**What is asked**
Only the pictures stay out; every record is to be quoted exactly.

####################

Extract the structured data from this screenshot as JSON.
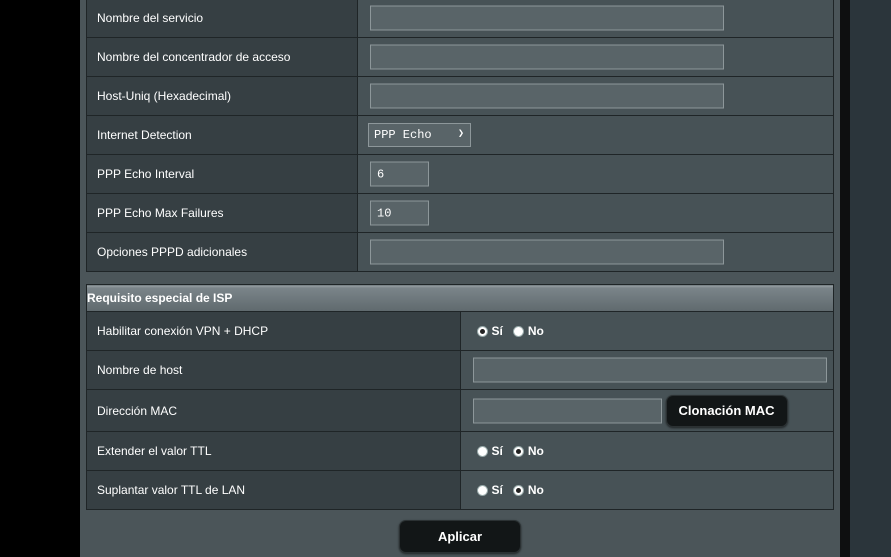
{
  "pppoe": {
    "service_name_label": "Nombre del servicio",
    "service_name_value": "",
    "ac_name_label": "Nombre del concentrador de acceso",
    "ac_name_value": "",
    "host_uniq_label": "Host-Uniq (Hexadecimal)",
    "host_uniq_value": "",
    "internet_detection_label": "Internet Detection",
    "internet_detection_value": "PPP Echo",
    "echo_interval_label": "PPP Echo Interval",
    "echo_interval_value": "6",
    "echo_max_failures_label": "PPP Echo Max Failures",
    "echo_max_failures_value": "10",
    "pppd_options_label": "Opciones PPPD adicionales",
    "pppd_options_value": ""
  },
  "isp": {
    "section_title": "Requisito especial de ISP",
    "vpn_dhcp_label": "Habilitar conexión VPN + DHCP",
    "vpn_dhcp_selected": "Sí",
    "hostname_label": "Nombre de host",
    "hostname_value": "",
    "mac_label": "Dirección MAC",
    "mac_value": "",
    "mac_clone_button": "Clonación MAC",
    "ttl_extend_label": "Extender el valor TTL",
    "ttl_extend_selected": "No",
    "ttl_spoof_label": "Suplantar valor TTL de LAN",
    "ttl_spoof_selected": "No"
  },
  "radio_options": {
    "yes": "Sí",
    "no": "No"
  },
  "apply_button": "Aplicar"
}
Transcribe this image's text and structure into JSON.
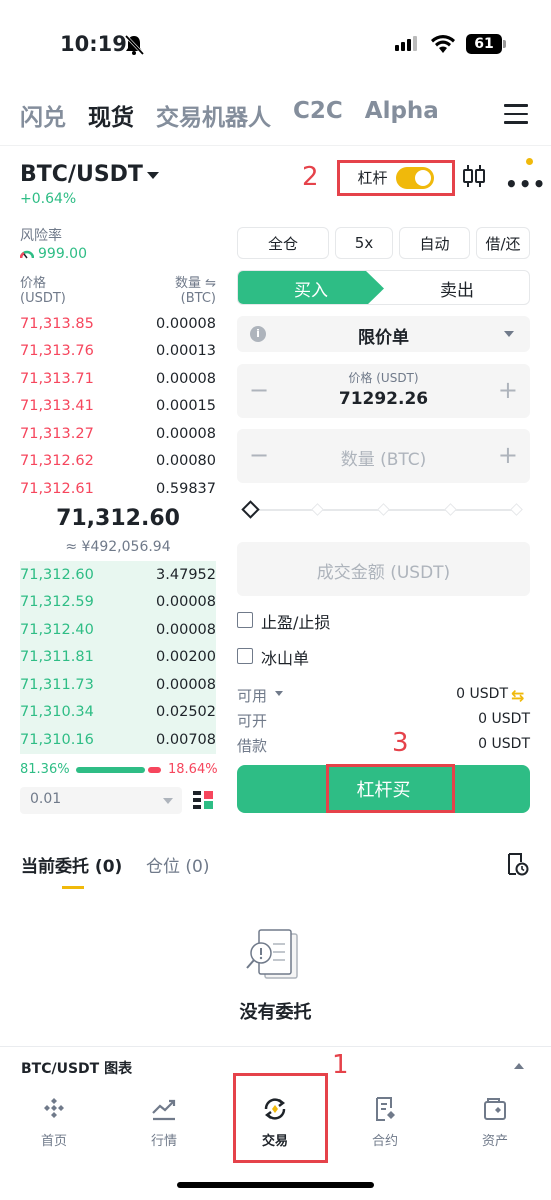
{
  "status": {
    "time": "10:19",
    "battery": "61"
  },
  "top_tabs": [
    "闪兑",
    "现货",
    "交易机器人",
    "C2C",
    "Alpha"
  ],
  "pair": {
    "name": "BTC/USDT",
    "change": "+0.64%"
  },
  "leverage_label": "杠杆",
  "annotations": {
    "a1": "1",
    "a2": "2",
    "a3": "3"
  },
  "risk": {
    "label": "风险率",
    "value": "999.00"
  },
  "orderbook": {
    "price_header": "价格",
    "price_unit": "(USDT)",
    "qty_header": "数量 ⇋",
    "qty_unit": "(BTC)",
    "asks": [
      {
        "price": "71,313.85",
        "qty": "0.00008"
      },
      {
        "price": "71,313.76",
        "qty": "0.00013"
      },
      {
        "price": "71,313.71",
        "qty": "0.00008"
      },
      {
        "price": "71,313.41",
        "qty": "0.00015"
      },
      {
        "price": "71,313.27",
        "qty": "0.00008"
      },
      {
        "price": "71,312.62",
        "qty": "0.00080"
      },
      {
        "price": "71,312.61",
        "qty": "0.59837"
      }
    ],
    "mid_price": "71,312.60",
    "mid_fiat": "≈ ¥492,056.94",
    "bids": [
      {
        "price": "71,312.60",
        "qty": "3.47952"
      },
      {
        "price": "71,312.59",
        "qty": "0.00008"
      },
      {
        "price": "71,312.40",
        "qty": "0.00008"
      },
      {
        "price": "71,311.81",
        "qty": "0.00200"
      },
      {
        "price": "71,311.73",
        "qty": "0.00008"
      },
      {
        "price": "71,310.34",
        "qty": "0.02502"
      },
      {
        "price": "71,310.16",
        "qty": "0.00708"
      }
    ],
    "buy_ratio": "81.36%",
    "sell_ratio": "18.64%",
    "precision": "0.01"
  },
  "form": {
    "margin_mode": "全仓",
    "leverage": "5x",
    "auto": "自动",
    "borrow_repay": "借/还",
    "buy_tab": "买入",
    "sell_tab": "卖出",
    "order_type": "限价单",
    "price_label": "价格 (USDT)",
    "price_value": "71292.26",
    "qty_placeholder": "数量 (BTC)",
    "total_placeholder": "成交金额 (USDT)",
    "tp_sl": "止盈/止损",
    "iceberg": "冰山单",
    "available_label": "可用",
    "available_value": "0 USDT",
    "openable_label": "可开",
    "openable_value": "0 USDT",
    "borrowed_label": "借款",
    "borrowed_value": "0 USDT",
    "action": "杠杆买"
  },
  "orders": {
    "tab_open": "当前委托 (0)",
    "tab_positions": "仓位 (0)",
    "empty": "没有委托"
  },
  "chart_bar": "BTC/USDT 图表",
  "nav": [
    "首页",
    "行情",
    "交易",
    "合约",
    "资产"
  ],
  "colors": {
    "buy": "#2ebd85",
    "sell": "#f6465d",
    "accent": "#f0b90b",
    "annotation": "#e5424a"
  }
}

####################

**Answer to the problem**
Extract the structured data from this screenshot as JSON.
{
  "pppoe": {
    "service_name_label": "Nombre del servicio",
    "service_name_value": "",
    "ac_name_label": "Nombre del concentrador de acceso",
    "ac_name_value": "",
    "host_uniq_label": "Host-Uniq (Hexadecimal)",
    "host_uniq_value": "",
    "internet_detection_label": "Internet Detection",
    "internet_detection_value": "PPP Echo",
    "echo_interval_label": "PPP Echo Interval",
    "echo_interval_value": "6",
    "echo_max_failures_label": "PPP Echo Max Failures",
    "echo_max_failures_value": "10",
    "pppd_options_label": "Opciones PPPD adicionales",
    "pppd_options_value": ""
  },
  "isp": {
    "section_title": "Requisito especial de ISP",
    "vpn_dhcp_label": "Habilitar conexión VPN + DHCP",
    "vpn_dhcp_selected": "Sí",
    "hostname_label": "Nombre de host",
    "hostname_value": "",
    "mac_label": "Dirección MAC",
    "mac_value": "",
    "mac_clone_button": "Clonación MAC",
    "ttl_extend_label": "Extender el valor TTL",
    "ttl_extend_selected": "No",
    "ttl_spoof_label": "Suplantar valor TTL de LAN",
    "ttl_spoof_selected": "No"
  },
  "radio_options": {
    "yes": "Sí",
    "no": "No"
  },
  "apply_button": "Aplicar"
}
Transcribe this image's text and structure into JSON.
{
  "status": {
    "time": "10:19",
    "battery": "61"
  },
  "top_tabs": [
    "闪兑",
    "现货",
    "交易机器人",
    "C2C",
    "Alpha"
  ],
  "pair": {
    "name": "BTC/USDT",
    "change": "+0.64%"
  },
  "leverage_label": "杠杆",
  "annotations": {
    "a1": "1",
    "a2": "2",
    "a3": "3"
  },
  "risk": {
    "label": "风险率",
    "value": "999.00"
  },
  "orderbook": {
    "price_header": "价格",
    "price_unit": "(USDT)",
    "qty_header": "数量 ⇋",
    "qty_unit": "(BTC)",
    "asks": [
      {
        "price": "71,313.85",
        "qty": "0.00008"
      },
      {
        "price": "71,313.76",
        "qty": "0.00013"
      },
      {
        "price": "71,313.71",
        "qty": "0.00008"
      },
      {
        "price": "71,313.41",
        "qty": "0.00015"
      },
      {
        "price": "71,313.27",
        "qty": "0.00008"
      },
      {
        "price": "71,312.62",
        "qty": "0.00080"
      },
      {
        "price": "71,312.61",
        "qty": "0.59837"
      }
    ],
    "mid_price": "71,312.60",
    "mid_fiat": "≈ ¥492,056.94",
    "bids": [
      {
        "price": "71,312.60",
        "qty": "3.47952"
      },
      {
        "price": "71,312.59",
        "qty": "0.00008"
      },
      {
        "price": "71,312.40",
        "qty": "0.00008"
      },
      {
        "price": "71,311.81",
        "qty": "0.00200"
      },
      {
        "price": "71,311.73",
        "qty": "0.00008"
      },
      {
        "price": "71,310.34",
        "qty": "0.02502"
      },
      {
        "price": "71,310.16",
        "qty": "0.00708"
      }
    ],
    "buy_ratio": "81.36%",
    "sell_ratio": "18.64%",
    "precision": "0.01"
  },
  "form": {
    "margin_mode": "全仓",
    "leverage": "5x",
    "auto": "自动",
    "borrow_repay": "借/还",
    "buy_tab": "买入",
    "sell_tab": "卖出",
    "order_type": "限价单",
    "price_label": "价格 (USDT)",
    "price_value": "71292.26",
    "qty_placeholder": "数量 (BTC)",
    "total_placeholder": "成交金额 (USDT)",
    "tp_sl": "止盈/止损",
    "iceberg": "冰山单",
    "available_label": "可用",
    "available_value": "0 USDT",
    "openable_label": "可开",
    "openable_value": "0 USDT",
    "borrowed_label": "借款",
    "borrowed_value": "0 USDT",
    "action": "杠杆买"
  },
  "orders": {
    "tab_open": "当前委托 (0)",
    "tab_positions": "仓位 (0)",
    "empty": "没有委托"
  },
  "chart_bar": "BTC/USDT 图表",
  "nav": [
    "首页",
    "行情",
    "交易",
    "合约",
    "资产"
  ],
  "colors": {
    "buy": "#2ebd85",
    "sell": "#f6465d",
    "accent": "#f0b90b",
    "annotation": "#e5424a"
  }
}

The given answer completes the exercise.